(begin)

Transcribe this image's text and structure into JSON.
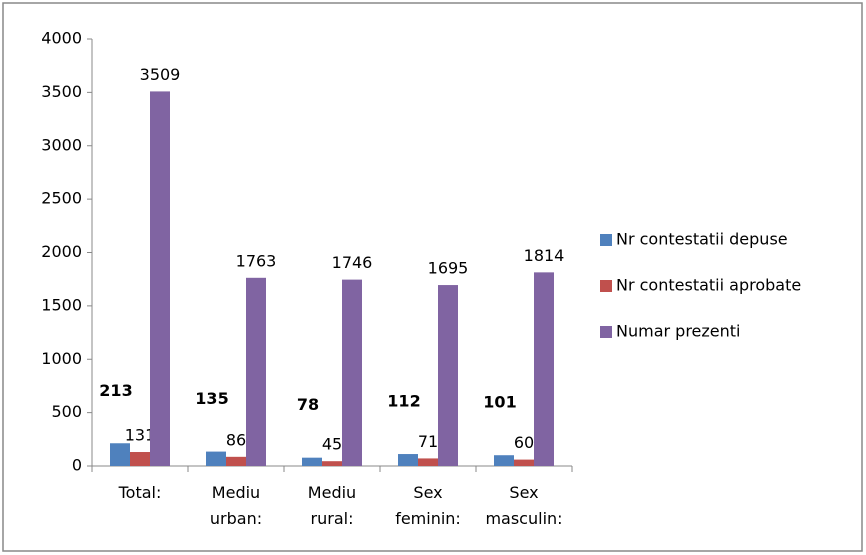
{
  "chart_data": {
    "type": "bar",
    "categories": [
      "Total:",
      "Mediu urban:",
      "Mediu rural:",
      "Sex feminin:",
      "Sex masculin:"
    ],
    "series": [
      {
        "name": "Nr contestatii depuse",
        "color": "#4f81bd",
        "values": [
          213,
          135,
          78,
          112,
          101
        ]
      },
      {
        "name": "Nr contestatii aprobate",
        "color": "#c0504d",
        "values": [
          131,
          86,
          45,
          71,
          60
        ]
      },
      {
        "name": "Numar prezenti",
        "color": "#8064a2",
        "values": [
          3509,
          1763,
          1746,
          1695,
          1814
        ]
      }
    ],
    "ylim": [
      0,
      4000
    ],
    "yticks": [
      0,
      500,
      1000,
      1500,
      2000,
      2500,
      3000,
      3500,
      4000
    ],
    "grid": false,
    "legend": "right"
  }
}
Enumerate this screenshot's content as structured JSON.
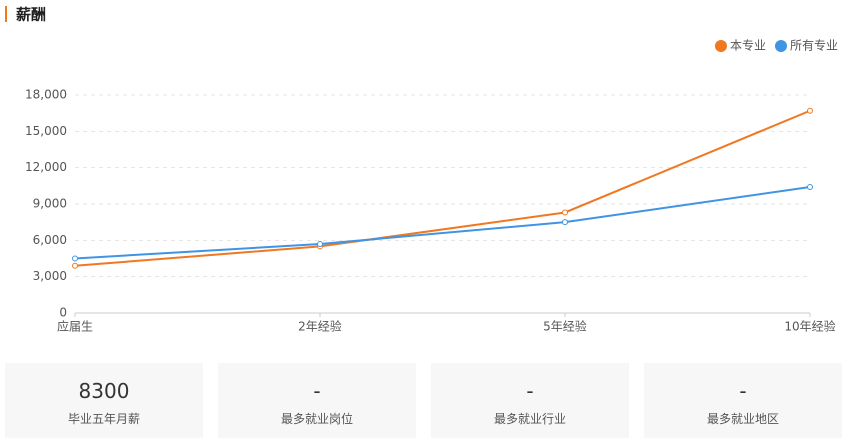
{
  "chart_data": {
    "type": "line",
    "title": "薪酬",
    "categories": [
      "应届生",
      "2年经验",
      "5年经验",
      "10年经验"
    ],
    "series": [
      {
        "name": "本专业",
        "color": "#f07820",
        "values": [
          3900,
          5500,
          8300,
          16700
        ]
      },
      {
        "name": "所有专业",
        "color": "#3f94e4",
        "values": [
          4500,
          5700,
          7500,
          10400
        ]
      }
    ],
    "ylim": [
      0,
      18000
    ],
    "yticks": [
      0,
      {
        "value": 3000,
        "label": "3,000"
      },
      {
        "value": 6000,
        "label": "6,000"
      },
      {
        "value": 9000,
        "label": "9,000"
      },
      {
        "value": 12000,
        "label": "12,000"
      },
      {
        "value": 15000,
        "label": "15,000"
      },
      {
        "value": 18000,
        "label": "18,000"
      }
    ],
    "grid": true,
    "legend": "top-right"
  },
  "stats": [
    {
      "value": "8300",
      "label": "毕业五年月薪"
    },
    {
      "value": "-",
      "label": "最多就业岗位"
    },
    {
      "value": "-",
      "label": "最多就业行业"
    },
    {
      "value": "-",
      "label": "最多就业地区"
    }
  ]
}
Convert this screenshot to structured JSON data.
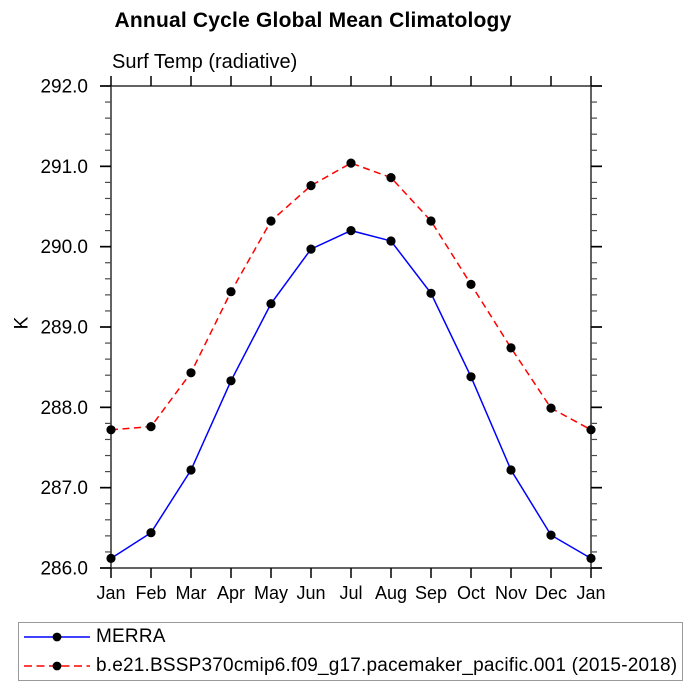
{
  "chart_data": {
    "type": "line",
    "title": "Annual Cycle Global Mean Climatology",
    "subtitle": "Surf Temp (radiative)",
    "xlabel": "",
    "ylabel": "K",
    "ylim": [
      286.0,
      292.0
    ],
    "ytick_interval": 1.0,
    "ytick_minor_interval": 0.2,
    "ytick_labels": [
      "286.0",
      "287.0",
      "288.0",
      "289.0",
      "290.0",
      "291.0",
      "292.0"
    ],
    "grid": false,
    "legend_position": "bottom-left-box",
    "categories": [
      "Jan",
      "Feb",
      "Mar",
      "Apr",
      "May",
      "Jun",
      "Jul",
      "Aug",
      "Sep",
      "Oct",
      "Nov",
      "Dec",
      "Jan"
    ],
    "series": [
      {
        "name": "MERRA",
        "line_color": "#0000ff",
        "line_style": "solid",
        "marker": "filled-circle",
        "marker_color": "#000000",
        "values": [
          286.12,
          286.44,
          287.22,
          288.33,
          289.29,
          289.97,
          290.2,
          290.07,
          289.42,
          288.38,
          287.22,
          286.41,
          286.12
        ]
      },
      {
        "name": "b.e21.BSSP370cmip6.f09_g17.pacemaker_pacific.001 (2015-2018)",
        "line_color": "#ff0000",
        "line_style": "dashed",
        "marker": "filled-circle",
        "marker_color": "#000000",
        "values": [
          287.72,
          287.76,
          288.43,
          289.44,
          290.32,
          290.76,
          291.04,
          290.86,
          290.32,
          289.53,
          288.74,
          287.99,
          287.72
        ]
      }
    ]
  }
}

(end)
(begin)

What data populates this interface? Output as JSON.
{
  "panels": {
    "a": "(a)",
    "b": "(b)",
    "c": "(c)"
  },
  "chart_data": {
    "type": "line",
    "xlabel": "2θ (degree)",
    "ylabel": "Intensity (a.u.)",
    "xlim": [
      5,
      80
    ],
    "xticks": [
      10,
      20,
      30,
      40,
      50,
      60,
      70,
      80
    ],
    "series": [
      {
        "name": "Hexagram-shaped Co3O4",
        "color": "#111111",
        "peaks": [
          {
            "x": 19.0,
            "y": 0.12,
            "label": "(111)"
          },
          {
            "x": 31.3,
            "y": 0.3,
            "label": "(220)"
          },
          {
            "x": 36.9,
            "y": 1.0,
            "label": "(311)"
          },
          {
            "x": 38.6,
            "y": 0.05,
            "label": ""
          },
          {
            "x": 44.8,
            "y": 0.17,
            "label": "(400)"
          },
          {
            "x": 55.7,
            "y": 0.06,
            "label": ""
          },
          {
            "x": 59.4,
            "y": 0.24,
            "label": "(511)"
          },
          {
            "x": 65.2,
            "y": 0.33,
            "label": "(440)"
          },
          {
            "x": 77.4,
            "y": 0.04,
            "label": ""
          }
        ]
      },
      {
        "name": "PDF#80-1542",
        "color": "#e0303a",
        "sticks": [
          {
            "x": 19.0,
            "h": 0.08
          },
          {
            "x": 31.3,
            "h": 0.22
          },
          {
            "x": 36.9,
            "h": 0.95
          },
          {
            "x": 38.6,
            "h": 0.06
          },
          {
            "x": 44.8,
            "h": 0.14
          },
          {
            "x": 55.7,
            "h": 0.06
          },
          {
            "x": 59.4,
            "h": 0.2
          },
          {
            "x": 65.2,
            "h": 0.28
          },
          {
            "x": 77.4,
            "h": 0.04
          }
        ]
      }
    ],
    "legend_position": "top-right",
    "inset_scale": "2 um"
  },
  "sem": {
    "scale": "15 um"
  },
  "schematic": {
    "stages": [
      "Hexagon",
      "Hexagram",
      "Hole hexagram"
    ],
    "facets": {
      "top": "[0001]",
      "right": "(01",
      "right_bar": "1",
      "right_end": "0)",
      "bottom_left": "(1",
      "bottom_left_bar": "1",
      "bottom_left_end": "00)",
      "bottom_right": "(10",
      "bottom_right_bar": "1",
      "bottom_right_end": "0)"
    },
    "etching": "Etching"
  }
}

(end)
(begin)

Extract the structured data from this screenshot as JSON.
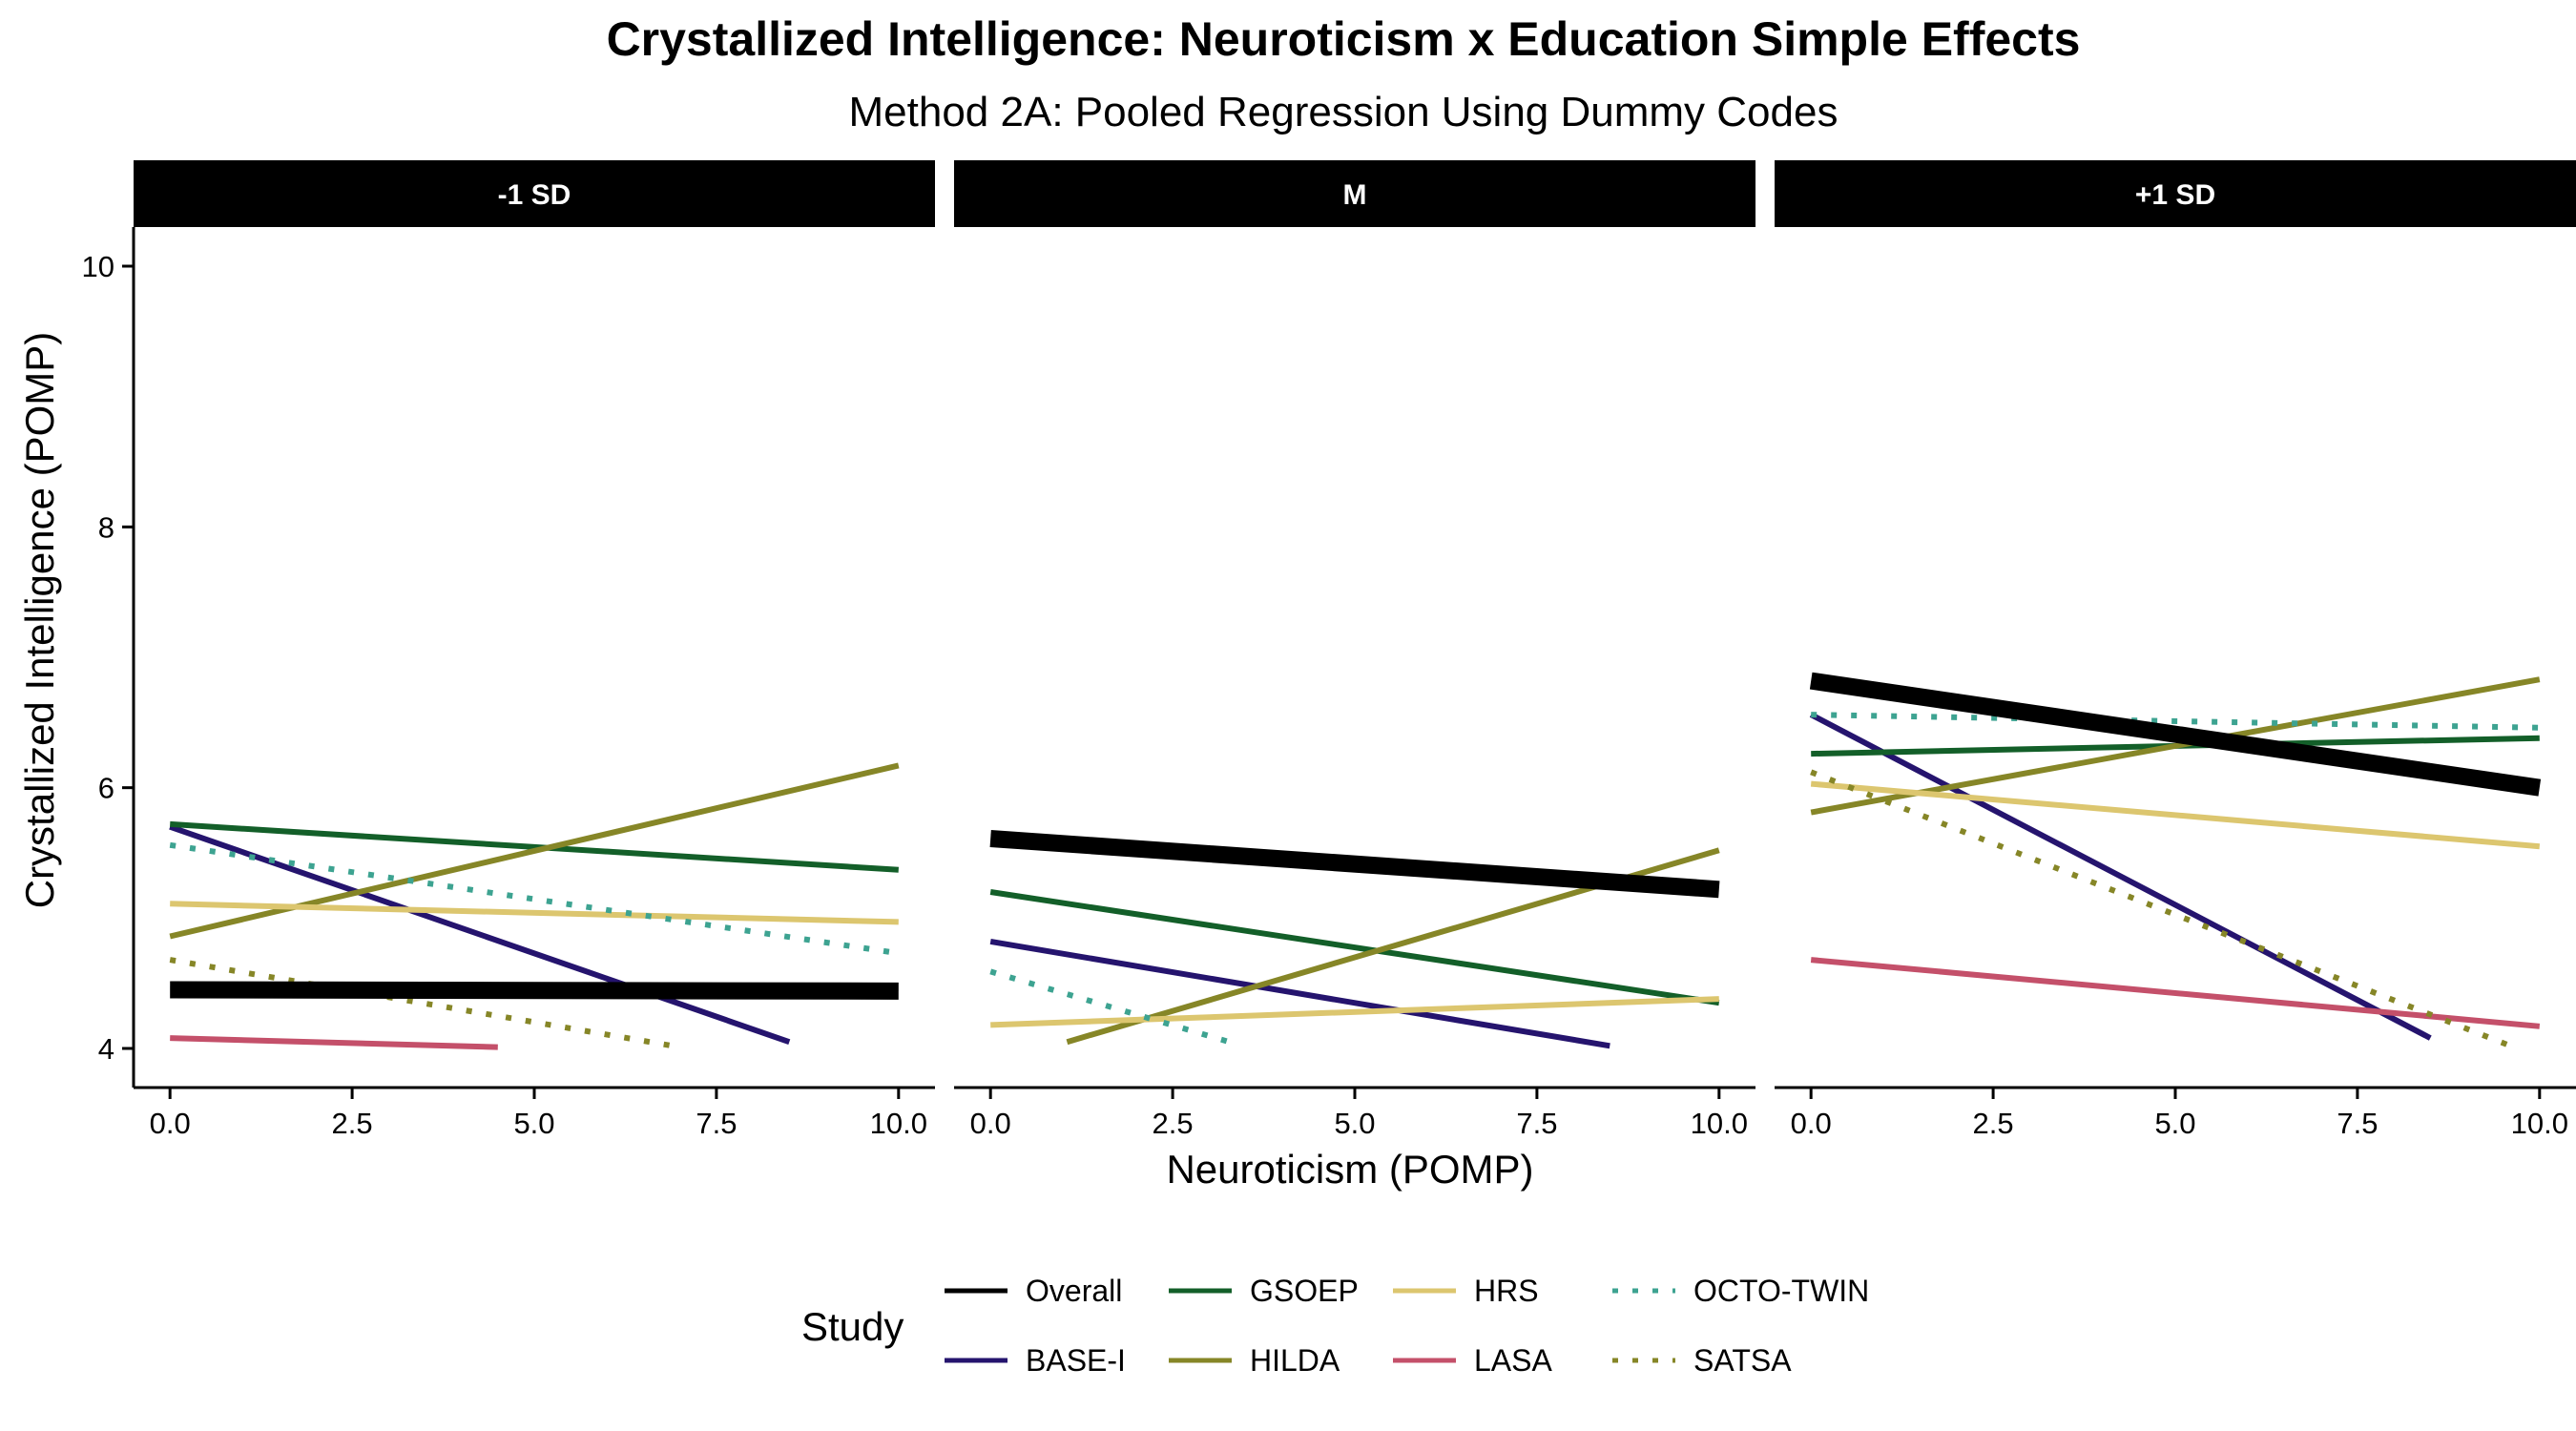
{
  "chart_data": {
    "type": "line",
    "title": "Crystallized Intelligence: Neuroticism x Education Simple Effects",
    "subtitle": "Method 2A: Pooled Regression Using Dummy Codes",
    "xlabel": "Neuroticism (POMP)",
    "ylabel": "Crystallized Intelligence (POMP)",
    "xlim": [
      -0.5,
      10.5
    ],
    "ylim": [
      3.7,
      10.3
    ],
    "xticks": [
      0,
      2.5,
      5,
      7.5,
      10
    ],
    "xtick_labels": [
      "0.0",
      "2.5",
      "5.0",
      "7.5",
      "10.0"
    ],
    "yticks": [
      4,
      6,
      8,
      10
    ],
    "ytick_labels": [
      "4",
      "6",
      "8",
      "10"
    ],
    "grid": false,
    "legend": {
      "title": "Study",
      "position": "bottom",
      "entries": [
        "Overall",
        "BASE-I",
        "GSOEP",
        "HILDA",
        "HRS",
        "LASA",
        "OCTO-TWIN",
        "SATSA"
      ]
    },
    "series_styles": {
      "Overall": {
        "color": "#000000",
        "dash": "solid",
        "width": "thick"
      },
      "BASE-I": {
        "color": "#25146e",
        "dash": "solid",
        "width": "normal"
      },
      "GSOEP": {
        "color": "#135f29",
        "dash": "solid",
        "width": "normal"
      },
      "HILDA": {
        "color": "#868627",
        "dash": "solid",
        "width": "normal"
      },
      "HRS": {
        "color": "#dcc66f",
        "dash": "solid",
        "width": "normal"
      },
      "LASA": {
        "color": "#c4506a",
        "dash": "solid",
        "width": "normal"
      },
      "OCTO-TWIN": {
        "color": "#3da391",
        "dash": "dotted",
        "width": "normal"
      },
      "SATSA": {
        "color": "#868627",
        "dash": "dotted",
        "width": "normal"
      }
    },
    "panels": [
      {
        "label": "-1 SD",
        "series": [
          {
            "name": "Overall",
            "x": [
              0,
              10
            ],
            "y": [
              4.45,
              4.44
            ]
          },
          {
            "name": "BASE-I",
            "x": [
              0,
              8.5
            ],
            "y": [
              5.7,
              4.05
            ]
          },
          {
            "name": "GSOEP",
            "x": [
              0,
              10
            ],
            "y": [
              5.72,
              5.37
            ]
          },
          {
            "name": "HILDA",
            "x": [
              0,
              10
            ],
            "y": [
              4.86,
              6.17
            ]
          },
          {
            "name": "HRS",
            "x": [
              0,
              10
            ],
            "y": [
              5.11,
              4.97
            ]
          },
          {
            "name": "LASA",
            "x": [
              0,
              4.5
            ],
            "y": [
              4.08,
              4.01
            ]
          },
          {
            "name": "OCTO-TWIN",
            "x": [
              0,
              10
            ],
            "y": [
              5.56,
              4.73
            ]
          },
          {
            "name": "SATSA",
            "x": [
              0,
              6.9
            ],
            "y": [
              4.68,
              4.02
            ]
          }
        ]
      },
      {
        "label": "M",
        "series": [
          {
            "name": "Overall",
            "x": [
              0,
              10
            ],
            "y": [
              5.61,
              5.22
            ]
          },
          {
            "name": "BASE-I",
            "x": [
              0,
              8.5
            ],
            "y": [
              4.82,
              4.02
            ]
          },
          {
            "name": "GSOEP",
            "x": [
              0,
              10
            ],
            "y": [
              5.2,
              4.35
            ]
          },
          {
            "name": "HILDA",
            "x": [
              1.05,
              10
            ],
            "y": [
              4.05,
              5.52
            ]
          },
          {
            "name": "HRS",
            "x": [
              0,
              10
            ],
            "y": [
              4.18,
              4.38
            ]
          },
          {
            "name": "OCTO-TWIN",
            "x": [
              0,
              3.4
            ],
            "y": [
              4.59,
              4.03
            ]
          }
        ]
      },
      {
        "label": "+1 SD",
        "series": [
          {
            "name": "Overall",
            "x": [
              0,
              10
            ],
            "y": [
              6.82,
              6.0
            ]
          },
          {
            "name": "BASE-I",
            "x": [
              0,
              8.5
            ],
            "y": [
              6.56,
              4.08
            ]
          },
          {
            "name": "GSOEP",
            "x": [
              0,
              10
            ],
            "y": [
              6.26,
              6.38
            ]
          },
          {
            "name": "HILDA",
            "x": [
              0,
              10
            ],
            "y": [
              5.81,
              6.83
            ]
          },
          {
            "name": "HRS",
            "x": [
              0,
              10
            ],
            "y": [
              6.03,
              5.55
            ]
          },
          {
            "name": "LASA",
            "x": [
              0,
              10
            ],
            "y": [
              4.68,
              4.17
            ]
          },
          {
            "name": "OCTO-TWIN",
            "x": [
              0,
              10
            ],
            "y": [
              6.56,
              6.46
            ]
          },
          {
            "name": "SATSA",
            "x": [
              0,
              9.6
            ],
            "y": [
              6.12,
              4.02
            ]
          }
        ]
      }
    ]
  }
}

(end)

EXERCISE OBJECTIVE
Using the entries above, state how many lines include the word "Intelligence", with no other words.

FINISHED ANSWER
2